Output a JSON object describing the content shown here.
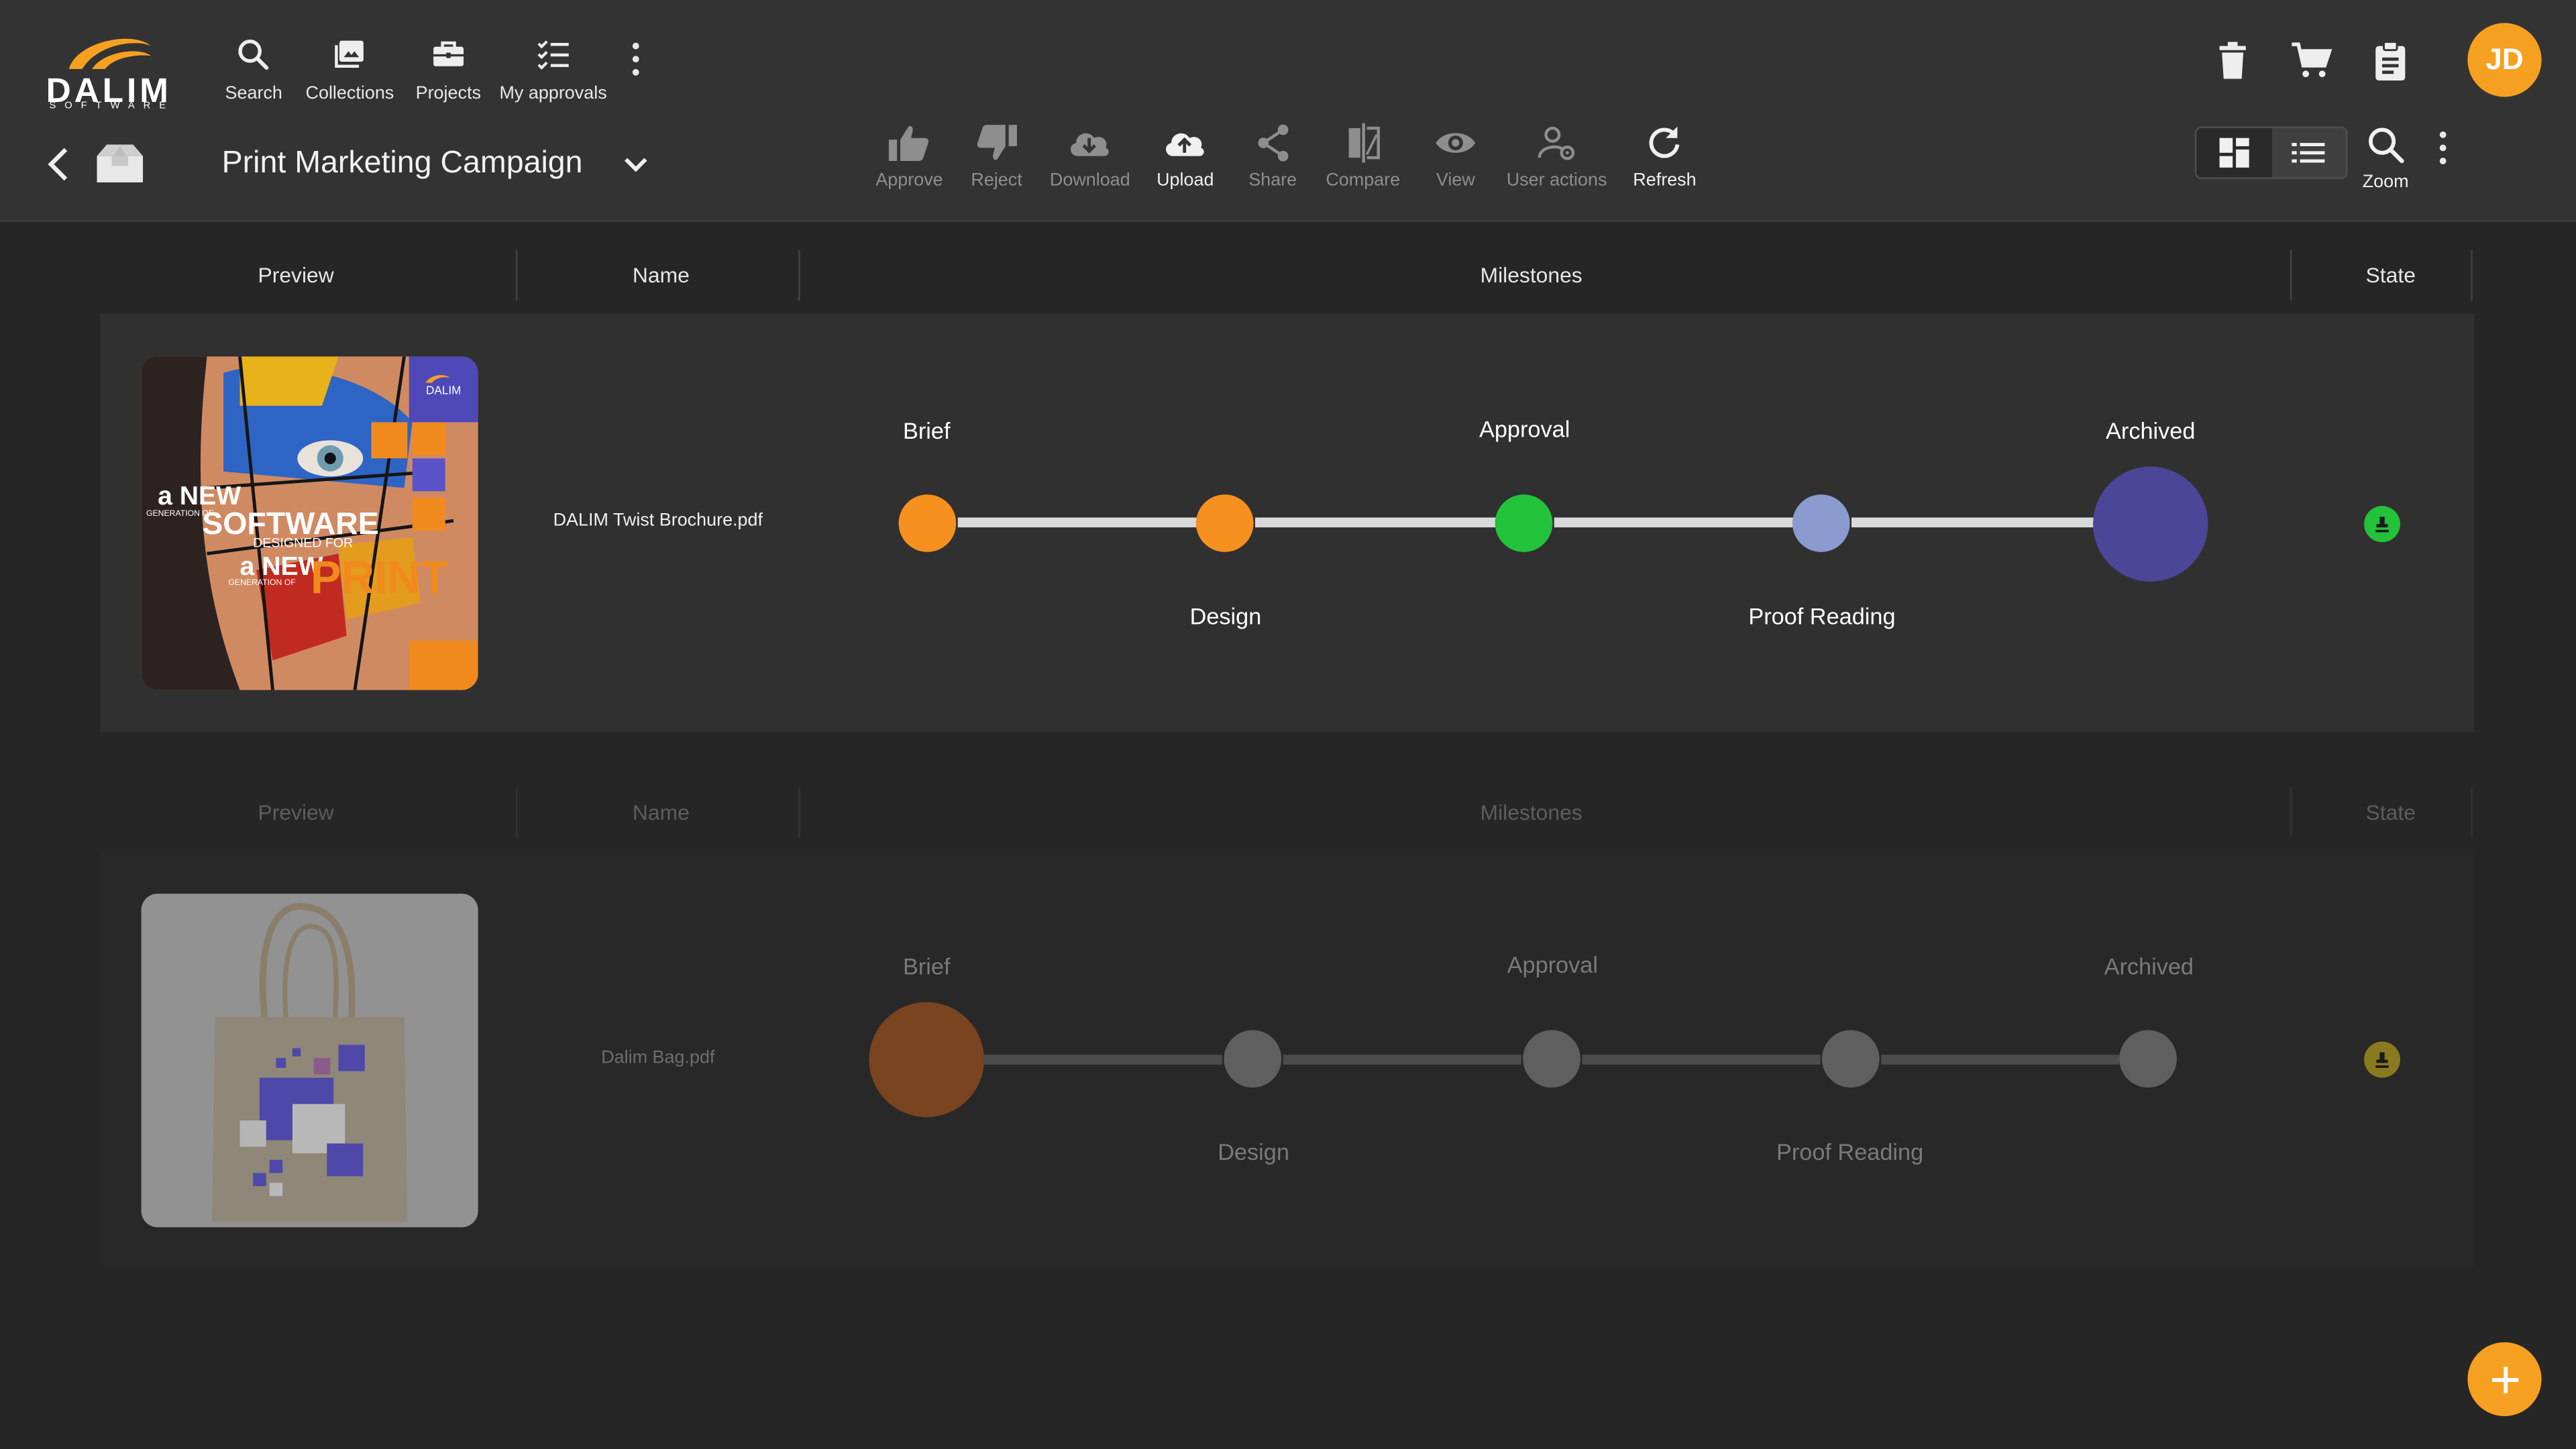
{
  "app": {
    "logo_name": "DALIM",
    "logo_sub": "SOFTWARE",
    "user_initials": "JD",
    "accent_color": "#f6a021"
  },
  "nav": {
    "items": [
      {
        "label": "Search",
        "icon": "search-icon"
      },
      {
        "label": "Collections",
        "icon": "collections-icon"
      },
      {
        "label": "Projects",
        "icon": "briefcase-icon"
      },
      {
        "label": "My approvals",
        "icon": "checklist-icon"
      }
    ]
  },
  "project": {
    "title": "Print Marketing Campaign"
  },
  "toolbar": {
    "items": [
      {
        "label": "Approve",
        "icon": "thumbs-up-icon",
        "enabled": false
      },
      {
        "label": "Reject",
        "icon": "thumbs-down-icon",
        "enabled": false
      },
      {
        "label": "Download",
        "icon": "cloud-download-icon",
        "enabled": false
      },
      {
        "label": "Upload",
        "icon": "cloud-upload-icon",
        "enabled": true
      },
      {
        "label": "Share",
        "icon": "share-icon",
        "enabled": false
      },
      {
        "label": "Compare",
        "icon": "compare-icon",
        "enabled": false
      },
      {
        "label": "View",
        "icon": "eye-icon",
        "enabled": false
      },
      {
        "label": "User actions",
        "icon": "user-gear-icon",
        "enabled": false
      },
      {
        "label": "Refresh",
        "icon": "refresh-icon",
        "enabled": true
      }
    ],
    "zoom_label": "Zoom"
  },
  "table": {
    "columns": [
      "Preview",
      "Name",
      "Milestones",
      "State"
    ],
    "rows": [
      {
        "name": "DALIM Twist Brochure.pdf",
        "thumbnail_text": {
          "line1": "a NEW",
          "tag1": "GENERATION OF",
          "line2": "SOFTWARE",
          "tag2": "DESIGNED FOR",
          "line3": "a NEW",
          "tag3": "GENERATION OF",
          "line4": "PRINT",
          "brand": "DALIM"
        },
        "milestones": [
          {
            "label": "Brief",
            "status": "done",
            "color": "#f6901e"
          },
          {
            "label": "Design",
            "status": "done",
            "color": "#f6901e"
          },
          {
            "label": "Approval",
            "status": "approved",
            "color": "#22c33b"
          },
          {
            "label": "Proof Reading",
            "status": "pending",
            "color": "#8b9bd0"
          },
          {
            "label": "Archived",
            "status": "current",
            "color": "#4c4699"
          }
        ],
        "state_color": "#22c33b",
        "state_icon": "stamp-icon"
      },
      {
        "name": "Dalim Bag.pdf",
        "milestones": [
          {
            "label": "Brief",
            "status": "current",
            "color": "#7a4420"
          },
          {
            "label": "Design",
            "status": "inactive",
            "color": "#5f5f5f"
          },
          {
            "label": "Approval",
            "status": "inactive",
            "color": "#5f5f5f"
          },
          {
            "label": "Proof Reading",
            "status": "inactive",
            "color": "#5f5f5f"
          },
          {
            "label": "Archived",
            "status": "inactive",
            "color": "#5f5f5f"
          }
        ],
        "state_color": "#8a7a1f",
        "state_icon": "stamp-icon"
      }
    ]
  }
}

============

• YOUR TASK: Copy the records word for word, leaving no picture in the copy.

• FINAL RESULT:
Output a JSON object describing the content shown here.
{
  "app": {
    "logo_name": "DALIM",
    "logo_sub": "SOFTWARE",
    "user_initials": "JD",
    "accent_color": "#f6a021"
  },
  "nav": {
    "items": [
      {
        "label": "Search",
        "icon": "search-icon"
      },
      {
        "label": "Collections",
        "icon": "collections-icon"
      },
      {
        "label": "Projects",
        "icon": "briefcase-icon"
      },
      {
        "label": "My approvals",
        "icon": "checklist-icon"
      }
    ]
  },
  "project": {
    "title": "Print Marketing Campaign"
  },
  "toolbar": {
    "items": [
      {
        "label": "Approve",
        "icon": "thumbs-up-icon",
        "enabled": false
      },
      {
        "label": "Reject",
        "icon": "thumbs-down-icon",
        "enabled": false
      },
      {
        "label": "Download",
        "icon": "cloud-download-icon",
        "enabled": false
      },
      {
        "label": "Upload",
        "icon": "cloud-upload-icon",
        "enabled": true
      },
      {
        "label": "Share",
        "icon": "share-icon",
        "enabled": false
      },
      {
        "label": "Compare",
        "icon": "compare-icon",
        "enabled": false
      },
      {
        "label": "View",
        "icon": "eye-icon",
        "enabled": false
      },
      {
        "label": "User actions",
        "icon": "user-gear-icon",
        "enabled": false
      },
      {
        "label": "Refresh",
        "icon": "refresh-icon",
        "enabled": true
      }
    ],
    "zoom_label": "Zoom"
  },
  "table": {
    "columns": [
      "Preview",
      "Name",
      "Milestones",
      "State"
    ],
    "rows": [
      {
        "name": "DALIM Twist Brochure.pdf",
        "thumbnail_text": {
          "line1": "a NEW",
          "tag1": "GENERATION OF",
          "line2": "SOFTWARE",
          "tag2": "DESIGNED FOR",
          "line3": "a NEW",
          "tag3": "GENERATION OF",
          "line4": "PRINT",
          "brand": "DALIM"
        },
        "milestones": [
          {
            "label": "Brief",
            "status": "done",
            "color": "#f6901e"
          },
          {
            "label": "Design",
            "status": "done",
            "color": "#f6901e"
          },
          {
            "label": "Approval",
            "status": "approved",
            "color": "#22c33b"
          },
          {
            "label": "Proof Reading",
            "status": "pending",
            "color": "#8b9bd0"
          },
          {
            "label": "Archived",
            "status": "current",
            "color": "#4c4699"
          }
        ],
        "state_color": "#22c33b",
        "state_icon": "stamp-icon"
      },
      {
        "name": "Dalim Bag.pdf",
        "milestones": [
          {
            "label": "Brief",
            "status": "current",
            "color": "#7a4420"
          },
          {
            "label": "Design",
            "status": "inactive",
            "color": "#5f5f5f"
          },
          {
            "label": "Approval",
            "status": "inactive",
            "color": "#5f5f5f"
          },
          {
            "label": "Proof Reading",
            "status": "inactive",
            "color": "#5f5f5f"
          },
          {
            "label": "Archived",
            "status": "inactive",
            "color": "#5f5f5f"
          }
        ],
        "state_color": "#8a7a1f",
        "state_icon": "stamp-icon"
      }
    ]
  }
}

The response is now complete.